_Text segment_:
Blakes Hill

Westford’s newest big trail was constructed in the Burn’s Hill Conservation Area in 2014. The Burn’s Hill Loop Trail begins with a quarter-mile trail from Rome Drive to the power line, followed by a loop that is one mile long. It was conceived by Bill Harman, built by Eagle Scout candidate Sean Cheng, and supervised by Steve Smith and Ron Gemma. It climbs three hills, most notably Burn’s Hill, and it overlooks both the Vine Brook headwaters and a large marsh with an impressive heron rookery.

This trail was built to Appalachian Mountain Club standards. This means that in steep areas, you’ll find bench cuts and cribbing, or steps, all to ease the trail angle and to prevent erosion. Wet areas have carefully placed stepping stones or a simple bridge. This trail was built to last.

It crosses an old cart path in two places. This was likely used by local farmers to get their produce and goods to and from markets via the precursor to Route 110. With some care, you can follow this path to the southern edge of the large marsh, where a stone bridge crosses the outlet at a beaver dam. Which was built first, the path or the dam? It could be either. Another stone bridge, closer to Route 495, crosses Vine Brook. This can be accessed from the bottom of Burn’s Hill, following the height of land toward the highway. Halfway there, you’ll pick up a faint herd path, indicating repeated recent usage.

Two more substantial stone bridges can be crossed. The first is a few hundred feet from the trailhead on Rome Drive. A small side trail descends to a view of the foundation. The second, an elaborate but low stream crossing, is on the Kingfisher Trail.

The Kingfisher Trail heads southeast (left) from the first major Burn’s Hill Loop intersection. This starts on an old woods road, skirts the power line clearing just west of the marsh, reenters the woods, crosses the stone bridge mentioned earlier, and follows the northern edge of the marsh. It passes a difficult-to-follow side trail to the first Rome Drive rotary, and ends on Blakes Hill Road near the power substation.

_Requests_:
**A.** Reproduce a passage from the Burn's Hill trail description, beginning at the words "Westford’s newest big" and stopping after the words "built to last.".
**B.** In the Burn's Hill trail description, who built the Burn's Hill Loop Trail?
**C.** Pick up the Burn's Hill trail description and keep writing it from its last sentence.

_Information shown_:
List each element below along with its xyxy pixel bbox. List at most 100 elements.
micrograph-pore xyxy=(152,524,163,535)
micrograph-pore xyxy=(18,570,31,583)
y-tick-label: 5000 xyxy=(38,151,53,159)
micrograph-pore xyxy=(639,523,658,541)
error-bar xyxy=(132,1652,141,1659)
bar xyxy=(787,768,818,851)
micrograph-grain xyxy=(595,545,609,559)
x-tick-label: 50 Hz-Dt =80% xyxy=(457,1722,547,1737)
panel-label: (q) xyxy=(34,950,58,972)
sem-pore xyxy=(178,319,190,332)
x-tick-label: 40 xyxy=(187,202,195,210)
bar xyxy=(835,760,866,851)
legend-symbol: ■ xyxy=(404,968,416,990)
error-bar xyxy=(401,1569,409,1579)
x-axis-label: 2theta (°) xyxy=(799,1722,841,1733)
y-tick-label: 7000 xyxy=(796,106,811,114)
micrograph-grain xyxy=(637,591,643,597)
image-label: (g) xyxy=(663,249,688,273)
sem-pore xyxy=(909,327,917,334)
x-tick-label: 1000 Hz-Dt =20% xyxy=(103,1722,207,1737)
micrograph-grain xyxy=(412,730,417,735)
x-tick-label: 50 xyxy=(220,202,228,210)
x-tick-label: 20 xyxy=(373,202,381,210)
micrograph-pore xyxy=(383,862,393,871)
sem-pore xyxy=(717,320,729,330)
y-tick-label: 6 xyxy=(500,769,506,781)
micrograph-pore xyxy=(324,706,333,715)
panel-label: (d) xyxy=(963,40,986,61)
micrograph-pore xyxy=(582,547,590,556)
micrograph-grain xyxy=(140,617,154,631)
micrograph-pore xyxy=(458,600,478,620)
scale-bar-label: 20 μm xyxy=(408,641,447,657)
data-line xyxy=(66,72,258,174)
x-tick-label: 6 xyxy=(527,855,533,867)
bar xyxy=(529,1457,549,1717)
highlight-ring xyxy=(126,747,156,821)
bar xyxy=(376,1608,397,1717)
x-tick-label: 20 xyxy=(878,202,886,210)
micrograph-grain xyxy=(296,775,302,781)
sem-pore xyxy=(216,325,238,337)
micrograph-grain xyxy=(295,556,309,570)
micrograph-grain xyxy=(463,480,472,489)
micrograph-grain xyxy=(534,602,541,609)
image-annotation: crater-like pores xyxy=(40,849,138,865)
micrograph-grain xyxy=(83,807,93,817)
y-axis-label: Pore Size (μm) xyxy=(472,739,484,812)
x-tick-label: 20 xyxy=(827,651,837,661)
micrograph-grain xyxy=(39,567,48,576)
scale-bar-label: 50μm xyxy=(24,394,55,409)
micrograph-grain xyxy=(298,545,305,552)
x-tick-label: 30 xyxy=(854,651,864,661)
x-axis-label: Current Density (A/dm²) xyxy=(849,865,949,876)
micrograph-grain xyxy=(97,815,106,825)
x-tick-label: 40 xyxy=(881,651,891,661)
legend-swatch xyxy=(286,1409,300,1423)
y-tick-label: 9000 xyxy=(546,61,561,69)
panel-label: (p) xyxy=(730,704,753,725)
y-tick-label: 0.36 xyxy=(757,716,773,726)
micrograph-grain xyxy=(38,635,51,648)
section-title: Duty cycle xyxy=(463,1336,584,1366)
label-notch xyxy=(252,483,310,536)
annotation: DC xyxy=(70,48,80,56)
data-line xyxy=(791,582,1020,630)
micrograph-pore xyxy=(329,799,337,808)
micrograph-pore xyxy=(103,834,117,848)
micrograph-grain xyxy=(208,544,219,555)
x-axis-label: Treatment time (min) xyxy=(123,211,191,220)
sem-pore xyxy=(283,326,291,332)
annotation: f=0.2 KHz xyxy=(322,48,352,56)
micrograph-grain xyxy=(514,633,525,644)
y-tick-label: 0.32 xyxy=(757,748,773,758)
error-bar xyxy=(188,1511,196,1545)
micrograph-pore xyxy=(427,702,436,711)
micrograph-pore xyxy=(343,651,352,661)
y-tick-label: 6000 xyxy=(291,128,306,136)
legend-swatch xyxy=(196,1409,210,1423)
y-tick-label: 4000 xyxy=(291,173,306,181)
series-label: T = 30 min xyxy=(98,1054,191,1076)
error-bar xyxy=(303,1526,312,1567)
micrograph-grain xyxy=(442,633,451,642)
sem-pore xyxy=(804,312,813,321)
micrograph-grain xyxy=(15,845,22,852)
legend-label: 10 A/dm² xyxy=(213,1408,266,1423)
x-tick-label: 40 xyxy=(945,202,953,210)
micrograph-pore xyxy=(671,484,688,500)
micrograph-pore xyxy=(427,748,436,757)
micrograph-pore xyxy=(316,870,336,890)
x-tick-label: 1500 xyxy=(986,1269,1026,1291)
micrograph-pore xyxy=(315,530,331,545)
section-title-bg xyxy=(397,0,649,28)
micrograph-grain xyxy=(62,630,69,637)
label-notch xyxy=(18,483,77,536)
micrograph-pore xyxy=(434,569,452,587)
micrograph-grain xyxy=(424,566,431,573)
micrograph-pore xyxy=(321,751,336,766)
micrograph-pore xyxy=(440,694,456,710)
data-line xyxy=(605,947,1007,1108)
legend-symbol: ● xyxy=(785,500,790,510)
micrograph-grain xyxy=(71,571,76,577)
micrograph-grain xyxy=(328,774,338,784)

_Task answers_:
**A.**
Westford’s newest big trail was constructed in the Burn’s Hill Conservation Area in 2014. The Burn’s Hill Loop Trail begins with a quarter-mile trail from Rome Drive to the power line, followed by a loop that is one mile long. It was conceived by Bill Harman, built by Eagle Scout candidate Sean Cheng, and supervised by Steve Smith and Ron Gemma. It climbs three hills, most notably Burn’s Hill, and it overlooks both the Vine Brook headwaters and a large marsh with an impressive heron rookery.

This trail was built to Appalachian Mountain Club standards. This means that in steep areas, you’ll find bench cuts and cribbing, or steps, all to ease the trail angle and to prevent erosion. Wet areas have carefully placed stepping stones or a simple bridge. This trail was built to last.

**B.** Eagle Scout candidate Sean Cheng built it.

**C.**
But wait, there’s more! Two short trails take you all the way to Boston Road. Pass the end of the Burn’s Hill trailhead to the end of Rome Drive. Follow the steep uphill path between two rows of boulders, and you’ll end up on Blakes Hill Road. The trail appears to end a dozen yards from the road, but the easement continues to the hydrant. Take note of the trail sign and your surroundings for your return trip. It’s between houses 18 and 20. Then descend the road until a field opens up across from number 10. A sign directs you to the MacDougall Trail, which enters the woods through a metal gate. This trail was named for the family of Allister MacDougall, who ran a rope tow up Blakes Hill from 1955-1969. See for some history and photos. This quarter-mile trail stays high for most of its length, then drops to Boston Road along the lower part of the old lift course. It terminates across from Mamie Lane, 200 feet north of Crown Road.

Finally, Farm Road is an old cart path that runs from the end of Blake’s Hill Road (between houses 15 and 28) to Hildreth Street. It begins near a pool fence and ends on a driveway, so please respect the property owner’s privacy.

See Hildreth Meadow for a separate description of the trail to lower Hildreth Street.


The Burn's Hill Loop Trail begins with a quarter-mile trail from Rome Drive to the power line.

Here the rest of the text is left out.